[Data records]
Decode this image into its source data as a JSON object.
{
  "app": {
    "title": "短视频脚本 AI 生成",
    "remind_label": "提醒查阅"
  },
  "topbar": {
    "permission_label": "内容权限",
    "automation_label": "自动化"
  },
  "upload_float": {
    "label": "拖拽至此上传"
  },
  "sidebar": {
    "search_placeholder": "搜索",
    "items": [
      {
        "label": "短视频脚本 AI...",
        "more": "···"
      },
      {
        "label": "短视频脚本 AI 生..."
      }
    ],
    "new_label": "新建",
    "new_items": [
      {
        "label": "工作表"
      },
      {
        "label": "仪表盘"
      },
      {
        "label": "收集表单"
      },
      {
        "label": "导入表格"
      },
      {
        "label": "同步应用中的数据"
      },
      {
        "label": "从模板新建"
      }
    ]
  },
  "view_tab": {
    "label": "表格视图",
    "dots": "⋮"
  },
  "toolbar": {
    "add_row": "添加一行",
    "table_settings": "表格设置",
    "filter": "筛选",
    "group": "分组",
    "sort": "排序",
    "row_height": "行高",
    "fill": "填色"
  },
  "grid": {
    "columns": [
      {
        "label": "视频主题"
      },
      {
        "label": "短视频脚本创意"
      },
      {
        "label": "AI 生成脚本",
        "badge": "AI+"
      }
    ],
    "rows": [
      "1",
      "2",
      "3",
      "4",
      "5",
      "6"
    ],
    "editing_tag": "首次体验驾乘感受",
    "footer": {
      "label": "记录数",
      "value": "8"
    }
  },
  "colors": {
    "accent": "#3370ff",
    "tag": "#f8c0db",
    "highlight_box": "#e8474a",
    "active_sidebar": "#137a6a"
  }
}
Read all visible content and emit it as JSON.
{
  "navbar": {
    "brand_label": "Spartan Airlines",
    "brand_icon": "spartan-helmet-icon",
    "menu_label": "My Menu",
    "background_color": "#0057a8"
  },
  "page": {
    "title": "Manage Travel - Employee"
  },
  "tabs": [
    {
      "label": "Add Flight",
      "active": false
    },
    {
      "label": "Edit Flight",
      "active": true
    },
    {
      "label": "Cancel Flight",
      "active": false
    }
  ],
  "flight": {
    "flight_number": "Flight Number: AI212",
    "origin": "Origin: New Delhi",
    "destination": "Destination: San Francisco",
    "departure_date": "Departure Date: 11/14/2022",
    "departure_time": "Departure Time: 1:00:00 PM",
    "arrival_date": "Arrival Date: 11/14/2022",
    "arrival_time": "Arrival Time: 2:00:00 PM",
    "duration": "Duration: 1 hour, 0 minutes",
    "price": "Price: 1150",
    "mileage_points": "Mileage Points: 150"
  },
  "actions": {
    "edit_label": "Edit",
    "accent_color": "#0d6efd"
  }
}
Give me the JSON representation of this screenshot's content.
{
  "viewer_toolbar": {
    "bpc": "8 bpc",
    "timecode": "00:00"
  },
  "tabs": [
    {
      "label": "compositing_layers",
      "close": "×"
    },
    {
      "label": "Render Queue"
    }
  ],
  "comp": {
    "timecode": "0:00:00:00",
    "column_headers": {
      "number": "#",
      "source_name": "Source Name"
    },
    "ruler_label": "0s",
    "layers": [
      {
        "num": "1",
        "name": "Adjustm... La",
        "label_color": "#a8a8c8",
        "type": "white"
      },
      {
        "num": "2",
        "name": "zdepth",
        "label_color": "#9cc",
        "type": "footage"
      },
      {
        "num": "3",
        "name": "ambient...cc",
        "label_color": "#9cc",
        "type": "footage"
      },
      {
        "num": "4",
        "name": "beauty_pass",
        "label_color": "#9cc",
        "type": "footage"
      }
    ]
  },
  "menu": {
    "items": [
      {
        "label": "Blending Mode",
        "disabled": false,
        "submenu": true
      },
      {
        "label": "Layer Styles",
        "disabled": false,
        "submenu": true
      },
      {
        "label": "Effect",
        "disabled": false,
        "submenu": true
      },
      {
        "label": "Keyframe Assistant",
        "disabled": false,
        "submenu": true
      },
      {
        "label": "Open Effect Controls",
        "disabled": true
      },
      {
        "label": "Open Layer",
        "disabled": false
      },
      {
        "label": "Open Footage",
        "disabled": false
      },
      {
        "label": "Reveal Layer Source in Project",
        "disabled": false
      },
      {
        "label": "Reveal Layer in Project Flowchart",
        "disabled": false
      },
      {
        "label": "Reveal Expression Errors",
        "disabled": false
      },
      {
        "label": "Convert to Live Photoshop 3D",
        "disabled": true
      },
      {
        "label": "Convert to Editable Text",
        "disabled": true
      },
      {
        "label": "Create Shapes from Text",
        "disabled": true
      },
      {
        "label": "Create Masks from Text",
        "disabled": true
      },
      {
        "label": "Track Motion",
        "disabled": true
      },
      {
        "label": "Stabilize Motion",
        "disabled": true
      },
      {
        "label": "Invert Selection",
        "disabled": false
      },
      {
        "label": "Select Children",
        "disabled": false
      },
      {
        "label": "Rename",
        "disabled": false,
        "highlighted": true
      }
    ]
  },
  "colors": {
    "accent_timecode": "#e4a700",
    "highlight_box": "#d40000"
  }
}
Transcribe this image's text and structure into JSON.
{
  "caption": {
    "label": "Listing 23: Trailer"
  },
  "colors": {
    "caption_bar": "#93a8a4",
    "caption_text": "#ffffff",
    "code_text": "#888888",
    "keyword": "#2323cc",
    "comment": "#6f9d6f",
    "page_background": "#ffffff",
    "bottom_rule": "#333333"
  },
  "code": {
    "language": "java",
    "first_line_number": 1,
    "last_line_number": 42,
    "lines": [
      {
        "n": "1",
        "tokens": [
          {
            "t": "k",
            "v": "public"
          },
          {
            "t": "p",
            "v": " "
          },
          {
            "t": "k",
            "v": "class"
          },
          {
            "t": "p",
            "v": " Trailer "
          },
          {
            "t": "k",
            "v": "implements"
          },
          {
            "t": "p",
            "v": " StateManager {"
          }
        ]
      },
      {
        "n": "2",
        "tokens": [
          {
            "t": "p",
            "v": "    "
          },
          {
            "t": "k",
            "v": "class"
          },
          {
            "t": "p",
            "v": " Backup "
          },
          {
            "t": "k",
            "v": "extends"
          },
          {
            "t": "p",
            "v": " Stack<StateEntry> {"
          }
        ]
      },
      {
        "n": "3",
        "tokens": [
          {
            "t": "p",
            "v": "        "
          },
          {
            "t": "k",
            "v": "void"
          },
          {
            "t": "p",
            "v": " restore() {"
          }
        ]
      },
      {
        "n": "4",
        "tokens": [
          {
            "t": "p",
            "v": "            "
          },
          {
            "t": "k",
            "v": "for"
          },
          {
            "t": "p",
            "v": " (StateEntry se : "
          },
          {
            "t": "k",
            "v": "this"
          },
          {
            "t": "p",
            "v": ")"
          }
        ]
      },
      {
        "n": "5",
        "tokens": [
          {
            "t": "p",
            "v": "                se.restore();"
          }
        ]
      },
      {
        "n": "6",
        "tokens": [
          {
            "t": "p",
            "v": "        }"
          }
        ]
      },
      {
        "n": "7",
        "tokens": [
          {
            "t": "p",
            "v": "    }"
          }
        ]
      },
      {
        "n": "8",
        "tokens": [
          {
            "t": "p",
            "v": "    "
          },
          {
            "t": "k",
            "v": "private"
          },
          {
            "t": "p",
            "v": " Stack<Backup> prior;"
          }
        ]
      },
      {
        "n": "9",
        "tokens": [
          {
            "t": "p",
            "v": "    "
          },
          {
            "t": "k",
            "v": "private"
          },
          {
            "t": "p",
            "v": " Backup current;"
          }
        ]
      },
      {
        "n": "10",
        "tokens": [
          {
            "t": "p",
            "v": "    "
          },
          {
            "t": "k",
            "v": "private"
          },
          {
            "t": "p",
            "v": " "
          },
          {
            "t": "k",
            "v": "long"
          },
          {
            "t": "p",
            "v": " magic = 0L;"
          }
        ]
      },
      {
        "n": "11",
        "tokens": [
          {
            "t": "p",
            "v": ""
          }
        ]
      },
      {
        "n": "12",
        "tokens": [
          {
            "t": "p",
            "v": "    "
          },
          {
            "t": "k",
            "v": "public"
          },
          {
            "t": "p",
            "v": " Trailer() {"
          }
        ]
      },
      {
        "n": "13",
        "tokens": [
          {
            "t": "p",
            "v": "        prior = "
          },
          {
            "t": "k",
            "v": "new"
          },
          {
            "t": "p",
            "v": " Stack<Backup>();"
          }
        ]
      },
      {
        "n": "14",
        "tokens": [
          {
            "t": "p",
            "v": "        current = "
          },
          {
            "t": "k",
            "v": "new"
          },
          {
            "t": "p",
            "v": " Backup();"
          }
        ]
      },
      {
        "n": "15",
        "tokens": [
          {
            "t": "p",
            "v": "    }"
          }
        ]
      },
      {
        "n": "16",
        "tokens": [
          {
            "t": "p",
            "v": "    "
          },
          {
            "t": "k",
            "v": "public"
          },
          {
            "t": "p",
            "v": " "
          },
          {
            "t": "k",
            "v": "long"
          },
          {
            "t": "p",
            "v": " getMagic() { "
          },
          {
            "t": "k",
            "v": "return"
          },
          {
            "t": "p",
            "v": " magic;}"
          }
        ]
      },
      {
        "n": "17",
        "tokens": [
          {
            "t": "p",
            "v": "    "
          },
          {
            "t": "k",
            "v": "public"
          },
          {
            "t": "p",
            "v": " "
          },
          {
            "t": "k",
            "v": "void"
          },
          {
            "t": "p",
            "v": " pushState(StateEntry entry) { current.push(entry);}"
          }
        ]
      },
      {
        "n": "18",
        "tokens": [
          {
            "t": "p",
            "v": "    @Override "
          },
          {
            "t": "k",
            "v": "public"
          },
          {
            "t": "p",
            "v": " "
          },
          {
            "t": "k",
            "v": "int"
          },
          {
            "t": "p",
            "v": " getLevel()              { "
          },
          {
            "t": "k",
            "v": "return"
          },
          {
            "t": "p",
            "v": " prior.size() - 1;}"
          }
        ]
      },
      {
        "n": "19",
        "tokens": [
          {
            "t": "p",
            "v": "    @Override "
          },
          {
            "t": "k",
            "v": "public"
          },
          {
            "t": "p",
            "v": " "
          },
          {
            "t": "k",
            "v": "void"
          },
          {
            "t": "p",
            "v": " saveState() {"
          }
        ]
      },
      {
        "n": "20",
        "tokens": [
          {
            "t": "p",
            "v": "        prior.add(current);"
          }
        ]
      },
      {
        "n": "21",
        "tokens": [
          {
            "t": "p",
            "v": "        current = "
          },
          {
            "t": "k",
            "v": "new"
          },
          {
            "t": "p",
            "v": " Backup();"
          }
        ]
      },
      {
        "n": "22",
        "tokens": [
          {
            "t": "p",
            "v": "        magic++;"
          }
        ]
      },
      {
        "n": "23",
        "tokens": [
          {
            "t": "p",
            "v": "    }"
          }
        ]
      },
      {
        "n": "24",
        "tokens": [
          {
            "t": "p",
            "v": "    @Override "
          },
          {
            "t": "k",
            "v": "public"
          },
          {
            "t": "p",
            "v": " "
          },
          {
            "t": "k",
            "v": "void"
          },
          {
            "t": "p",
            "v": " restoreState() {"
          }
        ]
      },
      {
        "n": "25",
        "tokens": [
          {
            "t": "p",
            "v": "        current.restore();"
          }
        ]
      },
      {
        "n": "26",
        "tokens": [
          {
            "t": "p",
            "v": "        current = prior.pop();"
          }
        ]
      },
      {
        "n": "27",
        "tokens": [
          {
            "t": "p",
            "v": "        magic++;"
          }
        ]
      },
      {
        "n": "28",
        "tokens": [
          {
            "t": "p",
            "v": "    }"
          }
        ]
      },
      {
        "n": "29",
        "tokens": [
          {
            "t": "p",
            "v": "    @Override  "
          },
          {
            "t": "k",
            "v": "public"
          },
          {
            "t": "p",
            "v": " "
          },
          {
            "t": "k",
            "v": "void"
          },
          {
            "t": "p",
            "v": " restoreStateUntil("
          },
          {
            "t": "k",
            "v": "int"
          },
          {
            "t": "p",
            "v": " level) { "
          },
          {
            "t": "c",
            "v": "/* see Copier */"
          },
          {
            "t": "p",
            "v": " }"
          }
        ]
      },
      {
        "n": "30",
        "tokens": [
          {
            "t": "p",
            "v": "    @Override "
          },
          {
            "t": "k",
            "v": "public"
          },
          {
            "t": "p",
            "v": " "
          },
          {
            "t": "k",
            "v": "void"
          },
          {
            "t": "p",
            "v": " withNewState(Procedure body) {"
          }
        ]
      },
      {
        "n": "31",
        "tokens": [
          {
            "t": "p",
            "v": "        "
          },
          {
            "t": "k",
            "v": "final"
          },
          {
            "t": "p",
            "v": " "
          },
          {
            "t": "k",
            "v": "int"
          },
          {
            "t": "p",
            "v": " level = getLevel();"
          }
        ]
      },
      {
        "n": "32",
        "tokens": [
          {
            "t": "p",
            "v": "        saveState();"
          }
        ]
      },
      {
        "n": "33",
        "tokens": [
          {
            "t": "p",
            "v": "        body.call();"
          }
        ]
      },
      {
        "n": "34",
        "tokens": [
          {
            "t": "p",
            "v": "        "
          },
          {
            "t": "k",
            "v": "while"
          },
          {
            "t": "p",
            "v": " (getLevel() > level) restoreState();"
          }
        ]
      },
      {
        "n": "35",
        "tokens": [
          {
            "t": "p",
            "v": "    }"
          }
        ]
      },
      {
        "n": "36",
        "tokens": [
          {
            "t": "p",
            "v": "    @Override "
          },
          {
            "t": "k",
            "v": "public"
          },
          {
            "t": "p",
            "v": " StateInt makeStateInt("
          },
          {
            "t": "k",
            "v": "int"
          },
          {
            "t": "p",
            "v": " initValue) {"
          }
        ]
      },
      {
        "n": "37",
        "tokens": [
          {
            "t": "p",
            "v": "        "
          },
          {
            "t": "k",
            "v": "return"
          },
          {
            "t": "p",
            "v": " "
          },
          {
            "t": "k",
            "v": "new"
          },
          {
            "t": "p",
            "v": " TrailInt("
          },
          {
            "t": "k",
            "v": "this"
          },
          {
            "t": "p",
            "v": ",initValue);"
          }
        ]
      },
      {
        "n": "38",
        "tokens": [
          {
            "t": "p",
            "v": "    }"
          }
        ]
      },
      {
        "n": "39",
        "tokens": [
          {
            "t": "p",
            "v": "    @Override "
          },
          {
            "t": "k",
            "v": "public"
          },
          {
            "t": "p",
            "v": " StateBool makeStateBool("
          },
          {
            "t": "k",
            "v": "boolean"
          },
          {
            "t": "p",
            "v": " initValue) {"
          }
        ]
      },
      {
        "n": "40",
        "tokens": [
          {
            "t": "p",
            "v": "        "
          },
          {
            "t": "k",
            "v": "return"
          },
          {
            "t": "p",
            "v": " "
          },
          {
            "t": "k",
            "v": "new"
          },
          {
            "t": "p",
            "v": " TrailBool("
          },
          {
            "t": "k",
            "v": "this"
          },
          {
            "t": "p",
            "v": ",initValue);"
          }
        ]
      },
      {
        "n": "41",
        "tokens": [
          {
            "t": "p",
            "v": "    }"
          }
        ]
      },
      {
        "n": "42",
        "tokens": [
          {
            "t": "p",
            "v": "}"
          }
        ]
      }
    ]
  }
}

_Task description_.
Extract each line holding the string "Convert".

_Reply_.
        "label": "Convert to Live Photoshop 3D",
        "label": "Convert to Editable Text",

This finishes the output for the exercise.